**PROBLEM TO WORK ON**: From the entries below, report how many lines contain the string "count". Give only that number.

(Dataset items)
○ ○ ○ ○

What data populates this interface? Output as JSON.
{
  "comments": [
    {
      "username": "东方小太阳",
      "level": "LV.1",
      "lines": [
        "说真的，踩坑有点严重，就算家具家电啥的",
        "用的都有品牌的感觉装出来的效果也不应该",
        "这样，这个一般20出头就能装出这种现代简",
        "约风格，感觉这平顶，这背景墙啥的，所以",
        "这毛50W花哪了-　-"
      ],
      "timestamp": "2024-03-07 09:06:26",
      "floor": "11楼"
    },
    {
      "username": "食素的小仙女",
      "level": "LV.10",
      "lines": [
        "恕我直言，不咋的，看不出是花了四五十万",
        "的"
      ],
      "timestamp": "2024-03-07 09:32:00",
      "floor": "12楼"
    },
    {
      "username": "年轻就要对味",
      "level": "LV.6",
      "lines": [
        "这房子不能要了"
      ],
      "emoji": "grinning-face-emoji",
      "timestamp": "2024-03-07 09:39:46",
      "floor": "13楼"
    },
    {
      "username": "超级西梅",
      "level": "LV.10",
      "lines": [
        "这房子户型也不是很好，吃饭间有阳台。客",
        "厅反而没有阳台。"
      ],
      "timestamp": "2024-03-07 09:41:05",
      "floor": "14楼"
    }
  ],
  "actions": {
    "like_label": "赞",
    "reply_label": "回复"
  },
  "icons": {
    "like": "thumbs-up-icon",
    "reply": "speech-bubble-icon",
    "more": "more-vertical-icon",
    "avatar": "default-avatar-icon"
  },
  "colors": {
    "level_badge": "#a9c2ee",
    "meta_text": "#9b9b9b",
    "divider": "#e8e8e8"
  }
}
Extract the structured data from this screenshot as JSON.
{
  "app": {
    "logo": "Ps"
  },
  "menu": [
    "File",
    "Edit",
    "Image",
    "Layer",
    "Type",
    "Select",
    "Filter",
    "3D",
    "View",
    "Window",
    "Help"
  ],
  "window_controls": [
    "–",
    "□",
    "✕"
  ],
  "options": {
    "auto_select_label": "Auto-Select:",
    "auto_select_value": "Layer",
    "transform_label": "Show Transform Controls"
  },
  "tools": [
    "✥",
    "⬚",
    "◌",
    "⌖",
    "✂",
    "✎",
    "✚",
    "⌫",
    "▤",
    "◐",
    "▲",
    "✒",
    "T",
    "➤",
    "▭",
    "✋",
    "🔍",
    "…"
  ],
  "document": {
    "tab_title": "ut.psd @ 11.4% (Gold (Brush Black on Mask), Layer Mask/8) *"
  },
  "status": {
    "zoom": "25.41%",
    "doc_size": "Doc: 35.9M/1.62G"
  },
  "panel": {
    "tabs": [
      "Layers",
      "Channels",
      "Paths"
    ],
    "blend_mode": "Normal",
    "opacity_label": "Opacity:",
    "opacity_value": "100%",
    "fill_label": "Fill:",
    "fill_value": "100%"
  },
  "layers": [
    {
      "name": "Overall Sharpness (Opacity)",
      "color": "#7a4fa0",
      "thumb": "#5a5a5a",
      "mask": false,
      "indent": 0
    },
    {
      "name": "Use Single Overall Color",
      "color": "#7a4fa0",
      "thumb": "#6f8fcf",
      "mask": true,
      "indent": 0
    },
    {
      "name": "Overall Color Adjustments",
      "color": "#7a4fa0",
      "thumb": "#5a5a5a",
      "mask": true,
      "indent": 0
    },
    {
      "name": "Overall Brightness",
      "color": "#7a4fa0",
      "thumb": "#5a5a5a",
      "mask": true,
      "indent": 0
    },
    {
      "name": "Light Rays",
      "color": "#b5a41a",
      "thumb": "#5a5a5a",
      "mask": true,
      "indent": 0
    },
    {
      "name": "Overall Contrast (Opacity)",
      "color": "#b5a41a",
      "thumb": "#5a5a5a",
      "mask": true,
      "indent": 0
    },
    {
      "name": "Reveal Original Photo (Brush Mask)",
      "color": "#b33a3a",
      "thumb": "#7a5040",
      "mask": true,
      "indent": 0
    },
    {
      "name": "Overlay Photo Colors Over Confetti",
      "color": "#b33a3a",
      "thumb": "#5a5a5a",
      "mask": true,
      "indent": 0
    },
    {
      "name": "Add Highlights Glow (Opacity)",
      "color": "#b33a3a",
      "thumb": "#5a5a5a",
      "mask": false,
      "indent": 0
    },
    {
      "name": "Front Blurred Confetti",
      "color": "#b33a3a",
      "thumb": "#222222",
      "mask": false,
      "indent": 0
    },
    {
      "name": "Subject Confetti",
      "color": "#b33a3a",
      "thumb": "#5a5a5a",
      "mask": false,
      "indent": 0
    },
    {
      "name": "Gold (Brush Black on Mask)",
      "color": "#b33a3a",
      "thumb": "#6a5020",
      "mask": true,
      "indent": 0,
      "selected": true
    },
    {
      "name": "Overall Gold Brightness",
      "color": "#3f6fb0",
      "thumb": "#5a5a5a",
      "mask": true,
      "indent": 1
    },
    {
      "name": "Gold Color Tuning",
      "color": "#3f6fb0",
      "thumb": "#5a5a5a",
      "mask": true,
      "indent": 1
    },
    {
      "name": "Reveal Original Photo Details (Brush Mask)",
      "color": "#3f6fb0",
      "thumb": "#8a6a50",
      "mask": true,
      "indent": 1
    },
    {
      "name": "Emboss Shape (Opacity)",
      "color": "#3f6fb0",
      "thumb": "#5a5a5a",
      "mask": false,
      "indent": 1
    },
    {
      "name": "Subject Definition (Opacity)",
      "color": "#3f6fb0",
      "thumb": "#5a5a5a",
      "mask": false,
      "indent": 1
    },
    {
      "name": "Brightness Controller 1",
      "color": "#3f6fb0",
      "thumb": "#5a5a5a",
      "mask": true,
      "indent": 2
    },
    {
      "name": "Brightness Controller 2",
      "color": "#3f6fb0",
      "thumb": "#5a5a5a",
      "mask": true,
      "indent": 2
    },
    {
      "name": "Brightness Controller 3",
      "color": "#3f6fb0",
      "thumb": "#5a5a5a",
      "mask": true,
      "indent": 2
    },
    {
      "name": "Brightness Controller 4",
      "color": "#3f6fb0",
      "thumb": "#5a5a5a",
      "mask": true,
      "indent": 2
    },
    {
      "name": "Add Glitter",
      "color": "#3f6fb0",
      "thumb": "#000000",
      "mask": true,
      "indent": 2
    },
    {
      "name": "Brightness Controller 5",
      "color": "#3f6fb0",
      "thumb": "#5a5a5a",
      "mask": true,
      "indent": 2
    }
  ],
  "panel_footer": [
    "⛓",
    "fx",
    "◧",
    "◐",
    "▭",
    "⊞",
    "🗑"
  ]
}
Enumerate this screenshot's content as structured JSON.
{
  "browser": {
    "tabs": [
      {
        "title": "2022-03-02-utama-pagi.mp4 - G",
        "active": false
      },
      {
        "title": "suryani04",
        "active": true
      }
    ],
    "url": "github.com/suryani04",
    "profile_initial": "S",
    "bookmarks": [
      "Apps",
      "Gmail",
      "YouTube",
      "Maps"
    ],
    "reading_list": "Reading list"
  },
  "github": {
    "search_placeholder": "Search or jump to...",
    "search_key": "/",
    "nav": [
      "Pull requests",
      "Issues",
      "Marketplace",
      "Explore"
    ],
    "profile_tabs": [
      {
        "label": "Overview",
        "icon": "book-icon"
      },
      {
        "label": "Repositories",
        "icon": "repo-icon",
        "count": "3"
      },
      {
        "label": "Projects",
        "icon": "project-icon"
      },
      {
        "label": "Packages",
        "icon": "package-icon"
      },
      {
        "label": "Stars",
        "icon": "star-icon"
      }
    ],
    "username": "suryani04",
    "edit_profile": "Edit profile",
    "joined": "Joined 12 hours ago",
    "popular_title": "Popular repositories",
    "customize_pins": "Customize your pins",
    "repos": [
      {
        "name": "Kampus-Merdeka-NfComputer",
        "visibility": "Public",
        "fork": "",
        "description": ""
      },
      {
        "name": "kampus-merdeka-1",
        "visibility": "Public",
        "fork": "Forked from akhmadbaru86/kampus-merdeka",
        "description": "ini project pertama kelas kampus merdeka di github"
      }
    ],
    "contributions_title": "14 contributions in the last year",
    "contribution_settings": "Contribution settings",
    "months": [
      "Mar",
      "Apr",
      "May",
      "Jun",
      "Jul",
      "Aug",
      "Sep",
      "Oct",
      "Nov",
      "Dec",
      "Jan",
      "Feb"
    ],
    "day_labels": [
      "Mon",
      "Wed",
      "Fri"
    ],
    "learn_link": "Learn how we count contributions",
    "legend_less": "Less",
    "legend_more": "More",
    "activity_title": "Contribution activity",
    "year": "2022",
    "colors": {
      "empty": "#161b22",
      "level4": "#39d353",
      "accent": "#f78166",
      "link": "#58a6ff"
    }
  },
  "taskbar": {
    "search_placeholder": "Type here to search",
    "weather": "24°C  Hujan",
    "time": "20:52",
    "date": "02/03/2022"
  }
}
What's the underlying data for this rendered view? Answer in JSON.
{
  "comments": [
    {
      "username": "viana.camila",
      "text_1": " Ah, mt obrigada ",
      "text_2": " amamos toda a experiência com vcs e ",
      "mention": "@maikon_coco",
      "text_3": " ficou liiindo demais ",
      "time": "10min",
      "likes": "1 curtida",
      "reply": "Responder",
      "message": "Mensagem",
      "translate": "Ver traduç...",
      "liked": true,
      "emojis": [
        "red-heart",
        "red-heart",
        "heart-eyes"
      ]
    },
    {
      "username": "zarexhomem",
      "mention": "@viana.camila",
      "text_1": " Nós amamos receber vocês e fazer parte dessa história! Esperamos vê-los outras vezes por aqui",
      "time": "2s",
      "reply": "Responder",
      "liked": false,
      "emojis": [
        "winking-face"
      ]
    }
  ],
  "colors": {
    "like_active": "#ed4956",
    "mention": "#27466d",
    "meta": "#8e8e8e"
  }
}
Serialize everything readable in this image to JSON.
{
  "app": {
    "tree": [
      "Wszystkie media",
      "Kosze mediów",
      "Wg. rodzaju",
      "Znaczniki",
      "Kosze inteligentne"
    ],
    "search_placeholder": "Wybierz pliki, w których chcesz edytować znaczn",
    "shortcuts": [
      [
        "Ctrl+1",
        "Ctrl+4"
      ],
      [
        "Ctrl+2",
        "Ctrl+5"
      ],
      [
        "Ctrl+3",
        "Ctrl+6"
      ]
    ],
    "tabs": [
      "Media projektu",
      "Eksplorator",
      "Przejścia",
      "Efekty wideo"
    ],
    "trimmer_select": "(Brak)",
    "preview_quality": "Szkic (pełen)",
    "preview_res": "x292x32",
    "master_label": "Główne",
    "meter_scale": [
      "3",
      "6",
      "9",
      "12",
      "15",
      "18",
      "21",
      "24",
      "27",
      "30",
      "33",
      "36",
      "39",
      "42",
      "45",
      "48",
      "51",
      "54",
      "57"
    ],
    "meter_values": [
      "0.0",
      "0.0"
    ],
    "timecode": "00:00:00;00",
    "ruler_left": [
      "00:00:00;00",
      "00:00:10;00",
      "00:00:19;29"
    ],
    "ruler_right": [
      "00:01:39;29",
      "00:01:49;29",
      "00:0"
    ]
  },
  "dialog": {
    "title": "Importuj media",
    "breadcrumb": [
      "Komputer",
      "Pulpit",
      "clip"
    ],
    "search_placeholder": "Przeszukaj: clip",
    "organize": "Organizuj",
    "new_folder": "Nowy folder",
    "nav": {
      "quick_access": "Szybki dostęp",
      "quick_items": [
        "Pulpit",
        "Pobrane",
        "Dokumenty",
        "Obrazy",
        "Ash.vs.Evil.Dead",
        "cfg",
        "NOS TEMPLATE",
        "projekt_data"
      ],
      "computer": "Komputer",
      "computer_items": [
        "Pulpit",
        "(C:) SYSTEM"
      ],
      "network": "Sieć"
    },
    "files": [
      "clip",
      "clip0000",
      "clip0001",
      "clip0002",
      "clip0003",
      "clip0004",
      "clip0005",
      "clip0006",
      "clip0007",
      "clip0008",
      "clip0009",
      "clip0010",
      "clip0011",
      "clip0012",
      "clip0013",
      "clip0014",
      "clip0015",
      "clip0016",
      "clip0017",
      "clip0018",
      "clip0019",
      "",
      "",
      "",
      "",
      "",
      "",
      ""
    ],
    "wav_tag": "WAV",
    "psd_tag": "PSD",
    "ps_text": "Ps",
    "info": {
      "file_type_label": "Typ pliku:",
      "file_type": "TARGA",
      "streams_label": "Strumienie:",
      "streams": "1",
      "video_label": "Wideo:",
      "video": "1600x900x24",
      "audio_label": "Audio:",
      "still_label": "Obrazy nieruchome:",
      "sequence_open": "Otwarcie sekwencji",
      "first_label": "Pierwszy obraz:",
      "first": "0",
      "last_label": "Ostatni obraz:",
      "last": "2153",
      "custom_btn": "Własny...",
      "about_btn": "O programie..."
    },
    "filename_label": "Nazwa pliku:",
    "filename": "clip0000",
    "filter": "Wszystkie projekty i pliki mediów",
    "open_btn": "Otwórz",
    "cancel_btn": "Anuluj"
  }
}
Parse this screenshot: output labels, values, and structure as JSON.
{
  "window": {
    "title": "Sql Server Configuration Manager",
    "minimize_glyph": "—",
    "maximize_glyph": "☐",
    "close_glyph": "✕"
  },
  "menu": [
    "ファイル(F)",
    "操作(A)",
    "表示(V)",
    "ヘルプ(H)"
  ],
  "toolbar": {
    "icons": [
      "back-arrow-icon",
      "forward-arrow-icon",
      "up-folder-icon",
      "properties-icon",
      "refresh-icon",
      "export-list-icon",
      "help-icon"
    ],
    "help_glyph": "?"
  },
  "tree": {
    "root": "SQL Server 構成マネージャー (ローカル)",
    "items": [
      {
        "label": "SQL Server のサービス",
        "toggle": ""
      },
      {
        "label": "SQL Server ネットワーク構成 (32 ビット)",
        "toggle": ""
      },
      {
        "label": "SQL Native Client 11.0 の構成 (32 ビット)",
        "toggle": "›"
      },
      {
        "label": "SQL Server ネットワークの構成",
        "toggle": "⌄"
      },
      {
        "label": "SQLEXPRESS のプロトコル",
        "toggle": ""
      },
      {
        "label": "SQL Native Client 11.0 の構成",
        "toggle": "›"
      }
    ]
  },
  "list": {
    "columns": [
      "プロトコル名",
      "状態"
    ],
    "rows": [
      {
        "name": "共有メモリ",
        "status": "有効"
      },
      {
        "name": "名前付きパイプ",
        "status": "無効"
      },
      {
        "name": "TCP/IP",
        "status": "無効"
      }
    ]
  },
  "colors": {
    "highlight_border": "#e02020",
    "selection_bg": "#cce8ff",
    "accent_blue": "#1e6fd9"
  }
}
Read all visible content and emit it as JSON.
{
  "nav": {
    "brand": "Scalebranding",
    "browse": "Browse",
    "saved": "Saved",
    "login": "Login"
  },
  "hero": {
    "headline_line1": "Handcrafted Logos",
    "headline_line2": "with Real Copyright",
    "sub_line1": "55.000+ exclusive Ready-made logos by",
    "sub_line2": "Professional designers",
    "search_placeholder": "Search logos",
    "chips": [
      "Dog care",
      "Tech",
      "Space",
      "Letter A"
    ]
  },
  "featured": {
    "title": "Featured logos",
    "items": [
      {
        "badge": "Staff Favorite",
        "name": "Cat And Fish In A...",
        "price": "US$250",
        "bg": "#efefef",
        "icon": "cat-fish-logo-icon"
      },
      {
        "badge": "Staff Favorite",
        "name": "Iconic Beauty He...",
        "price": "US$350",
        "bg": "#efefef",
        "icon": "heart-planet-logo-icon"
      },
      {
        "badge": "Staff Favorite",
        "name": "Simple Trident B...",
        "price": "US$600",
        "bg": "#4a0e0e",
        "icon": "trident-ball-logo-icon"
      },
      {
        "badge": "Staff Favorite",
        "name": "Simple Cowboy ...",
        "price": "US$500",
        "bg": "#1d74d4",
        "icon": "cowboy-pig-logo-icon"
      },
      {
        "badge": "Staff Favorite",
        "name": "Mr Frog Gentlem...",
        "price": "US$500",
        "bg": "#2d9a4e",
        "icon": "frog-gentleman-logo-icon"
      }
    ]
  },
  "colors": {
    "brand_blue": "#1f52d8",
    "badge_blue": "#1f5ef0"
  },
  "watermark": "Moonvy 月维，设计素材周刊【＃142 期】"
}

○ ○ ○ ○

**SOLUTION FOR THIS EXERCISE**: 2